Stated goal
Wherever the word "ylabel" appears in a line, extract that line.

━━━

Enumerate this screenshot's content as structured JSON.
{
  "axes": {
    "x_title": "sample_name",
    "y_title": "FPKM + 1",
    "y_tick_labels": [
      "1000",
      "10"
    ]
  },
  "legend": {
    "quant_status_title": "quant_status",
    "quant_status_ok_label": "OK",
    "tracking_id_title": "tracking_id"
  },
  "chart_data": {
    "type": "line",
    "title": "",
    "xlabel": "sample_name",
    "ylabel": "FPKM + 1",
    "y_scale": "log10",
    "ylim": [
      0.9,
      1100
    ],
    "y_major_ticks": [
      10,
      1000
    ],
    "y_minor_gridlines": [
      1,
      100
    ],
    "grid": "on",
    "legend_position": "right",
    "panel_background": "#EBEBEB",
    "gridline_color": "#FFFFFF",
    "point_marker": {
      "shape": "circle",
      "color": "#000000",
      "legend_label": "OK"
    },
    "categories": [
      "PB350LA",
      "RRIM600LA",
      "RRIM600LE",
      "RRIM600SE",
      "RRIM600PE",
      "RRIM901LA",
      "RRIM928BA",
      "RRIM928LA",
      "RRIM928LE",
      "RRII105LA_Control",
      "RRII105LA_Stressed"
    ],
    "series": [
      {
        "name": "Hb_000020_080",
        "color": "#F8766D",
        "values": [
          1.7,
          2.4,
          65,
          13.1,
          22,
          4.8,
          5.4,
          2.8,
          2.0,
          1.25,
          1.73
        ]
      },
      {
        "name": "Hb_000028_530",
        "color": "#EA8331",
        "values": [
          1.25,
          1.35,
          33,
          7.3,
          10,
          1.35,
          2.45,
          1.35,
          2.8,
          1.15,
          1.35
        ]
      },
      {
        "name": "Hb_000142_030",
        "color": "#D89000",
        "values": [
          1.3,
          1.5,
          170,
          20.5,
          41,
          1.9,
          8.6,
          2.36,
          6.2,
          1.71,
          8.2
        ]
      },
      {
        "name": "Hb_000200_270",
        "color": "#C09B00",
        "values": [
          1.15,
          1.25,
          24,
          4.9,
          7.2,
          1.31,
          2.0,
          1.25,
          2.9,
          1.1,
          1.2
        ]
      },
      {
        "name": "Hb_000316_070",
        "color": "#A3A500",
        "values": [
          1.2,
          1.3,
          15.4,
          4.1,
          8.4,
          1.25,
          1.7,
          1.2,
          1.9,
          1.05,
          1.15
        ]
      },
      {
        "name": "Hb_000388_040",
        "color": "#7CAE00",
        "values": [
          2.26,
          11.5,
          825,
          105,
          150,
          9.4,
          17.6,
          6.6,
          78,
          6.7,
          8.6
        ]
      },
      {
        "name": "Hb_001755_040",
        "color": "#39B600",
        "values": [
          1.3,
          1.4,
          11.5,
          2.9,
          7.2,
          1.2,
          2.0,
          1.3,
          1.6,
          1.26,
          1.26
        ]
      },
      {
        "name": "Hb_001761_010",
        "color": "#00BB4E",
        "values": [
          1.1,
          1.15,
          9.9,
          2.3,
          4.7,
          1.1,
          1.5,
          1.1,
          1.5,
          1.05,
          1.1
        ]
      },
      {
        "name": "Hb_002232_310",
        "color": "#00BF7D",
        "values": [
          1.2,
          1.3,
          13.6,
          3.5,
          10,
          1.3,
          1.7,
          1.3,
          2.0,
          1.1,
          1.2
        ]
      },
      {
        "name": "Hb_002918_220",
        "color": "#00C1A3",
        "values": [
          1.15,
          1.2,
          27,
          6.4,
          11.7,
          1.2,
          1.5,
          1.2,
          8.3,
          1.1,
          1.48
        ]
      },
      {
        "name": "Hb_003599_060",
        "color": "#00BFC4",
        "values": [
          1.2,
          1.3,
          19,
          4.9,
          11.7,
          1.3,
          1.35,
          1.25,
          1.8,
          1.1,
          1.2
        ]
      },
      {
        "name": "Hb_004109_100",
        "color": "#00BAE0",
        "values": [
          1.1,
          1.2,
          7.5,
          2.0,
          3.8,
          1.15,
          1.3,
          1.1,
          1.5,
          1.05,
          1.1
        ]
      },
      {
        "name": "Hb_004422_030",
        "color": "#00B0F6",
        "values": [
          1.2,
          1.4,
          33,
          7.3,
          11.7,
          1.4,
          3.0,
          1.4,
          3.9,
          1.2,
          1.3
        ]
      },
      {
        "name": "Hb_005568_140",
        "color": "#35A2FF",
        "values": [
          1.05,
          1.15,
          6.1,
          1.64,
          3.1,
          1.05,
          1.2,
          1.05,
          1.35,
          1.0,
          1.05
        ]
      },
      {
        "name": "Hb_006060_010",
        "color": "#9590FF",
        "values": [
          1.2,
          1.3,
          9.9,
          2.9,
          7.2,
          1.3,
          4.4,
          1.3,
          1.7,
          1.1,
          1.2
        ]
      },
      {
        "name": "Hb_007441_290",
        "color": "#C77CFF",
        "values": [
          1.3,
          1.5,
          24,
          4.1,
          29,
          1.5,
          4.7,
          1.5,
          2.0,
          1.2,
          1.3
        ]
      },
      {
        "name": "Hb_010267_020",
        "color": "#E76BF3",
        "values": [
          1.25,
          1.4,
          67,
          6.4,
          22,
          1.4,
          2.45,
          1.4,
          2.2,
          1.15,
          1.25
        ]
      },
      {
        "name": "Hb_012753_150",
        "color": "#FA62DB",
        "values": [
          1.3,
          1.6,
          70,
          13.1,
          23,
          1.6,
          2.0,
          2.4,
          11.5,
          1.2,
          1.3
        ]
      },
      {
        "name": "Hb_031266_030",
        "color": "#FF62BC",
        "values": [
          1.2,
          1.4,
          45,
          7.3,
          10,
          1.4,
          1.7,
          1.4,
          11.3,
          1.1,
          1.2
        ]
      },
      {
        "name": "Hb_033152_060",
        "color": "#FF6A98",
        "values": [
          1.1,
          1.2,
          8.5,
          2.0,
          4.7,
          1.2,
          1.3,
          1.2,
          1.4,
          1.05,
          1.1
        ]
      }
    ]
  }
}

━━━

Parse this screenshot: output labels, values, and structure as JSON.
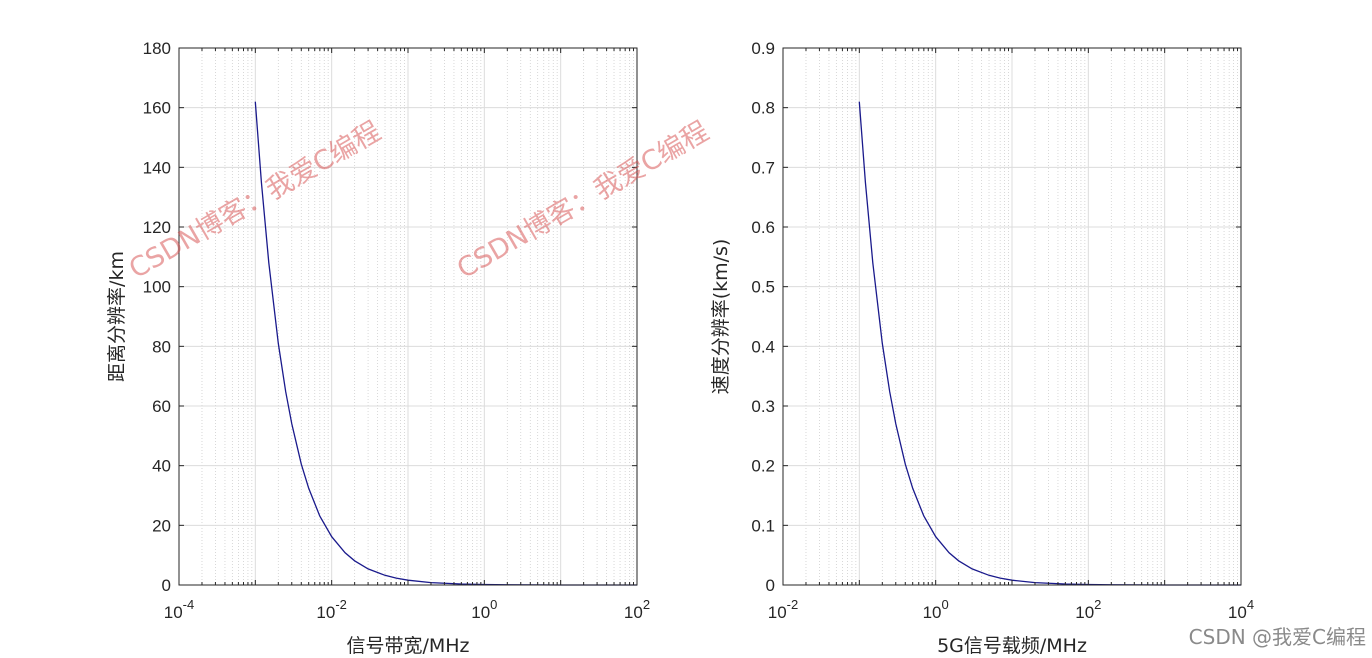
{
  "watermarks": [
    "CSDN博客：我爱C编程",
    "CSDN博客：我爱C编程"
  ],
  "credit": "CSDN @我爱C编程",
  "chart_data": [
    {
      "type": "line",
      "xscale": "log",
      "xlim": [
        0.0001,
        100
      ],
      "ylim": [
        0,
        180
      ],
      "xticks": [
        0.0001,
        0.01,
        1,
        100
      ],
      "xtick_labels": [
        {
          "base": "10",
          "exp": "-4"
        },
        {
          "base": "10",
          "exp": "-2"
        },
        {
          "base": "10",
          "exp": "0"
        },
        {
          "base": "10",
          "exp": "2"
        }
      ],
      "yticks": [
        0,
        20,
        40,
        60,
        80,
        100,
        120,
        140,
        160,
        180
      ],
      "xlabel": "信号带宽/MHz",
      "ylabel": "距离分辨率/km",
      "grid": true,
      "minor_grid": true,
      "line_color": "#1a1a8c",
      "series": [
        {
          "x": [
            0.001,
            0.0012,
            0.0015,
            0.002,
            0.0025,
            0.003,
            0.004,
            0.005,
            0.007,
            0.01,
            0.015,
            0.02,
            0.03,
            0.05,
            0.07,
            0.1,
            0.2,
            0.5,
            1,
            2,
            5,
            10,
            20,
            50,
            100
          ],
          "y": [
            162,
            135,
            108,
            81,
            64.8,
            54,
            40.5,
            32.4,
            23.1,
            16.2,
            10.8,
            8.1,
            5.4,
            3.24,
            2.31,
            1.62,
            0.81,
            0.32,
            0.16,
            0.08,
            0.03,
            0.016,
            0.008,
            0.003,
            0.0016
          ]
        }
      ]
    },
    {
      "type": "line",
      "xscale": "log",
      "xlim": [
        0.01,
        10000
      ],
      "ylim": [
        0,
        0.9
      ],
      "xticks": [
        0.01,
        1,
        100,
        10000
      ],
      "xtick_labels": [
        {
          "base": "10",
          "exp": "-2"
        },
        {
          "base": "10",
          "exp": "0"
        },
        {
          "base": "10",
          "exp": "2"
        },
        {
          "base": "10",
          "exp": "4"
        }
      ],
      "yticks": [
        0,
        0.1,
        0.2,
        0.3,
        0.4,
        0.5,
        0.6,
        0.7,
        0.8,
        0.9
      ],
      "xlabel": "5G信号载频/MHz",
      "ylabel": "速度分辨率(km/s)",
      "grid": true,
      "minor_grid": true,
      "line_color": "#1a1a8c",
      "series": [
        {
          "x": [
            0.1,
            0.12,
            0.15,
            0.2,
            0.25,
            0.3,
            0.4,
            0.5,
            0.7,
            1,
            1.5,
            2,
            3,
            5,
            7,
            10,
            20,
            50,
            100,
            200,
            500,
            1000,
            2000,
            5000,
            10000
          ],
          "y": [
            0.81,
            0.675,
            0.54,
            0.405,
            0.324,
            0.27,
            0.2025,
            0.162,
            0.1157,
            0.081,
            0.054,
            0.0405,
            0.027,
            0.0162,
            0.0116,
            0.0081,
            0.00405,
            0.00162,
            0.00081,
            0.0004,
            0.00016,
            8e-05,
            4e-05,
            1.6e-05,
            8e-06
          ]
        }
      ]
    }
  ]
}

━━━

Written answer
    "ylabel": "FPKM + 1",
      "ylabel": "距离分辨率/km",
      "ylabel": "速度分辨率(km/s)",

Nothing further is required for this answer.